======== Data records

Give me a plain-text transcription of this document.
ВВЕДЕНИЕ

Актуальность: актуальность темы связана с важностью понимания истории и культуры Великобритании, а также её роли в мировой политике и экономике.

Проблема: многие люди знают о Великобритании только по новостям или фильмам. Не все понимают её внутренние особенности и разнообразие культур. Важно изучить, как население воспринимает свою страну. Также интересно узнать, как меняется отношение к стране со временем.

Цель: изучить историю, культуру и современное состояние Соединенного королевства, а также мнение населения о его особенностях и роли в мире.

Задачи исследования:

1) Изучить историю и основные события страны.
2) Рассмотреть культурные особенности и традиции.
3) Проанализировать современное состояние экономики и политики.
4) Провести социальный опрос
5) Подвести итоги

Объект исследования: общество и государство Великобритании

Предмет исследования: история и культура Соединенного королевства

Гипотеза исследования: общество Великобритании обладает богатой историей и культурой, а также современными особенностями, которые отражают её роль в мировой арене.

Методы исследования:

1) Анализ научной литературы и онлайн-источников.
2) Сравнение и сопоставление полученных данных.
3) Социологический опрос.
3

================

Directions for this task: Isolate each line of the listing above that includes "состояние". Copy it.

Task solution:
Цель: изучить историю, культуру и современное состояние Соединенного королевства, а также мнение населения о его особенностях и роли в мире.
3) Проанализировать современное состояние экономики и политики.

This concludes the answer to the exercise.